Please edit the listing below so that every "technique-sliver" becomes "technique-strip", with everything else left unchanged.
## start
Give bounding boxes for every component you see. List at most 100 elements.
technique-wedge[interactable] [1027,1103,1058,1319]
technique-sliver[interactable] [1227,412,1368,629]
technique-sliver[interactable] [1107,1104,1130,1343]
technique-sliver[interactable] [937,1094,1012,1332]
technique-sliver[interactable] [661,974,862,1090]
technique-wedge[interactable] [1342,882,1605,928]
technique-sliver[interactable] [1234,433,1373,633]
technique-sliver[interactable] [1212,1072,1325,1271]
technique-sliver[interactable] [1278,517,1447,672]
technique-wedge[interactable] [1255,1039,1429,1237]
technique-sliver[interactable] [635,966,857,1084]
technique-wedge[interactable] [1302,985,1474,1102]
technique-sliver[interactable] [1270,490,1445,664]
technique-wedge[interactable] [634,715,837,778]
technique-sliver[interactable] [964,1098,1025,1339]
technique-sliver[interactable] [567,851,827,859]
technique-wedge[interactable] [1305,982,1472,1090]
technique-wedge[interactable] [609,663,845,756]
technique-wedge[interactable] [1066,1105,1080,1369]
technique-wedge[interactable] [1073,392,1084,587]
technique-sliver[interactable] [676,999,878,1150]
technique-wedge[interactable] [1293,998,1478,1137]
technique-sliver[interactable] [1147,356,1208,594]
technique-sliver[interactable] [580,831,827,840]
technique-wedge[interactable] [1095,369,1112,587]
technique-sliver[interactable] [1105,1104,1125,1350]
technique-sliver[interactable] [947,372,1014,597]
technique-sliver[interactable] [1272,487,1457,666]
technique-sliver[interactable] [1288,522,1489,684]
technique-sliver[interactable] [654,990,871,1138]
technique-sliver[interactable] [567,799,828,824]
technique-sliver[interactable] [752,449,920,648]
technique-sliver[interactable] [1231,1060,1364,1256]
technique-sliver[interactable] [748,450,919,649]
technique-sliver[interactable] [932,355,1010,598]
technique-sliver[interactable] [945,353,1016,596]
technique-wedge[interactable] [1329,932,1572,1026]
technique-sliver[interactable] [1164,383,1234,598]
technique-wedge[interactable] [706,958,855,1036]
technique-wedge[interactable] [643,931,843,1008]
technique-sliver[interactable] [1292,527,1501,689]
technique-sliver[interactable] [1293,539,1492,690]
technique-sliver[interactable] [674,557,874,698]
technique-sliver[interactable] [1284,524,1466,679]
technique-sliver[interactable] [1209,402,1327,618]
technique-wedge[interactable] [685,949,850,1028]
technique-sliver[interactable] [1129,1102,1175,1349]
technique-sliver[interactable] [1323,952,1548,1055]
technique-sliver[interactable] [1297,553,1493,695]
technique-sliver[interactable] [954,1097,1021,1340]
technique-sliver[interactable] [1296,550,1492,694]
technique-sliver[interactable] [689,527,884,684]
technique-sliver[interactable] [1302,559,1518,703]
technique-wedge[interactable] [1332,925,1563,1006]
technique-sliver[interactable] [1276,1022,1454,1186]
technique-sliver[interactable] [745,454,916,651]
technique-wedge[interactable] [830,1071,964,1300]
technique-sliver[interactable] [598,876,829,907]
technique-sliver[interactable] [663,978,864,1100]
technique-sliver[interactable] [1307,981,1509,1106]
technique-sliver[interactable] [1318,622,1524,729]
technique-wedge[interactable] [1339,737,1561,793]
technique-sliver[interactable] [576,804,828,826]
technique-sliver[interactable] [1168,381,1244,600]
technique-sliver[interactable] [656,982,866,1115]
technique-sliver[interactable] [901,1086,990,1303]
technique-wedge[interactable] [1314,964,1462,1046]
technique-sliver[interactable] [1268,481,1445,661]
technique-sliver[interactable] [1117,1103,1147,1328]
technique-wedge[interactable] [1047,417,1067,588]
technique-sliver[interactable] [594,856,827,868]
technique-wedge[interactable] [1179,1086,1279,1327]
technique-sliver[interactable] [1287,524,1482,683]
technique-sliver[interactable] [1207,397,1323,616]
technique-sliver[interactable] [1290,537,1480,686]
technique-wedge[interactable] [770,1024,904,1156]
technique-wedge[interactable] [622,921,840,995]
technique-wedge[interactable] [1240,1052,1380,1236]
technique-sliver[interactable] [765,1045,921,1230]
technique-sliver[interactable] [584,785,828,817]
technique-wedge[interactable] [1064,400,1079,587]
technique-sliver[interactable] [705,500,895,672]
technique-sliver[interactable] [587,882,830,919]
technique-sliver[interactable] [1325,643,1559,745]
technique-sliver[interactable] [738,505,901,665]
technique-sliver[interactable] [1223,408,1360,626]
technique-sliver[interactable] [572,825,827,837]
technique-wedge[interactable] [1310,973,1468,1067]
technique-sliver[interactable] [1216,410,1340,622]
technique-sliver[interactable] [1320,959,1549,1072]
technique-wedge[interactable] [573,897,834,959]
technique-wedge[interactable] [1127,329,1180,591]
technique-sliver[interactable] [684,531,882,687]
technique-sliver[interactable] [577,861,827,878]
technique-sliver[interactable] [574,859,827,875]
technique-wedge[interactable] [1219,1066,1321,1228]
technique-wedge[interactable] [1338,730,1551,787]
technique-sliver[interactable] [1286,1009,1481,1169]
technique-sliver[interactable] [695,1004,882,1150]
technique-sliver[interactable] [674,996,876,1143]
## end
* **RESPONSE TO THE EXERCISE**
Give bounding boxes for every component you see. List at most 100 elements.
technique-wedge[interactable] [1027,1103,1058,1319]
technique-strip[interactable] [1227,412,1368,629]
technique-strip[interactable] [1107,1104,1130,1343]
technique-strip[interactable] [937,1094,1012,1332]
technique-strip[interactable] [661,974,862,1090]
technique-wedge[interactable] [1342,882,1605,928]
technique-strip[interactable] [1234,433,1373,633]
technique-strip[interactable] [1212,1072,1325,1271]
technique-strip[interactable] [1278,517,1447,672]
technique-wedge[interactable] [1255,1039,1429,1237]
technique-strip[interactable] [635,966,857,1084]
technique-wedge[interactable] [1302,985,1474,1102]
technique-strip[interactable] [1270,490,1445,664]
technique-wedge[interactable] [634,715,837,778]
technique-strip[interactable] [964,1098,1025,1339]
technique-strip[interactable] [567,851,827,859]
technique-wedge[interactable] [1305,982,1472,1090]
technique-wedge[interactable] [609,663,845,756]
technique-wedge[interactable] [1066,1105,1080,1369]
technique-wedge[interactable] [1073,392,1084,587]
technique-strip[interactable] [676,999,878,1150]
technique-wedge[interactable] [1293,998,1478,1137]
technique-strip[interactable] [1147,356,1208,594]
technique-strip[interactable] [580,831,827,840]
technique-wedge[interactable] [1095,369,1112,587]
technique-strip[interactable] [1105,1104,1125,1350]
technique-strip[interactable] [947,372,1014,597]
technique-strip[interactable] [1272,487,1457,666]
technique-strip[interactable] [1288,522,1489,684]
technique-strip[interactable] [654,990,871,1138]
technique-strip[interactable] [567,799,828,824]
technique-strip[interactable] [752,449,920,648]
technique-strip[interactable] [1231,1060,1364,1256]
technique-strip[interactable] [748,450,919,649]
technique-strip[interactable] [932,355,1010,598]
technique-strip[interactable] [945,353,1016,596]
technique-wedge[interactable] [1329,932,1572,1026]
technique-strip[interactable] [1164,383,1234,598]
technique-wedge[interactable] [706,958,855,1036]
technique-wedge[interactable] [643,931,843,1008]
technique-strip[interactable] [1292,527,1501,689]
technique-strip[interactable] [1293,539,1492,690]
technique-strip[interactable] [674,557,874,698]
technique-strip[interactable] [1284,524,1466,679]
technique-strip[interactable] [1209,402,1327,618]
technique-wedge[interactable] [685,949,850,1028]
technique-strip[interactable] [1129,1102,1175,1349]
technique-strip[interactable] [1323,952,1548,1055]
technique-strip[interactable] [1297,553,1493,695]
technique-strip[interactable] [954,1097,1021,1340]
technique-strip[interactable] [1296,550,1492,694]
technique-strip[interactable] [689,527,884,684]
technique-strip[interactable] [1302,559,1518,703]
technique-wedge[interactable] [1332,925,1563,1006]
technique-strip[interactable] [1276,1022,1454,1186]
technique-strip[interactable] [745,454,916,651]
technique-wedge[interactable] [830,1071,964,1300]
technique-strip[interactable] [598,876,829,907]
technique-strip[interactable] [663,978,864,1100]
technique-strip[interactable] [1307,981,1509,1106]
technique-strip[interactable] [1318,622,1524,729]
technique-wedge[interactable] [1339,737,1561,793]
technique-strip[interactable] [576,804,828,826]
technique-strip[interactable] [1168,381,1244,600]
technique-strip[interactable] [656,982,866,1115]
technique-strip[interactable] [901,1086,990,1303]
technique-wedge[interactable] [1314,964,1462,1046]
technique-strip[interactable] [1268,481,1445,661]
technique-strip[interactable] [1117,1103,1147,1328]
technique-wedge[interactable] [1047,417,1067,588]
technique-strip[interactable] [594,856,827,868]
technique-wedge[interactable] [1179,1086,1279,1327]
technique-strip[interactable] [1287,524,1482,683]
technique-strip[interactable] [1207,397,1323,616]
technique-strip[interactable] [1290,537,1480,686]
technique-wedge[interactable] [770,1024,904,1156]
technique-wedge[interactable] [622,921,840,995]
technique-wedge[interactable] [1240,1052,1380,1236]
technique-strip[interactable] [765,1045,921,1230]
technique-strip[interactable] [584,785,828,817]
technique-wedge[interactable] [1064,400,1079,587]
technique-strip[interactable] [705,500,895,672]
technique-strip[interactable] [587,882,830,919]
technique-strip[interactable] [1325,643,1559,745]
technique-strip[interactable] [738,505,901,665]
technique-strip[interactable] [1223,408,1360,626]
technique-strip[interactable] [572,825,827,837]
technique-wedge[interactable] [1310,973,1468,1067]
technique-strip[interactable] [1216,410,1340,622]
technique-strip[interactable] [1320,959,1549,1072]
technique-wedge[interactable] [573,897,834,959]
technique-wedge[interactable] [1127,329,1180,591]
technique-strip[interactable] [684,531,882,687]
technique-strip[interactable] [577,861,827,878]
technique-strip[interactable] [574,859,827,875]
technique-wedge[interactable] [1219,1066,1321,1228]
technique-wedge[interactable] [1338,730,1551,787]
technique-strip[interactable] [1286,1009,1481,1169]
technique-strip[interactable] [695,1004,882,1150]
technique-strip[interactable] [674,996,876,1143]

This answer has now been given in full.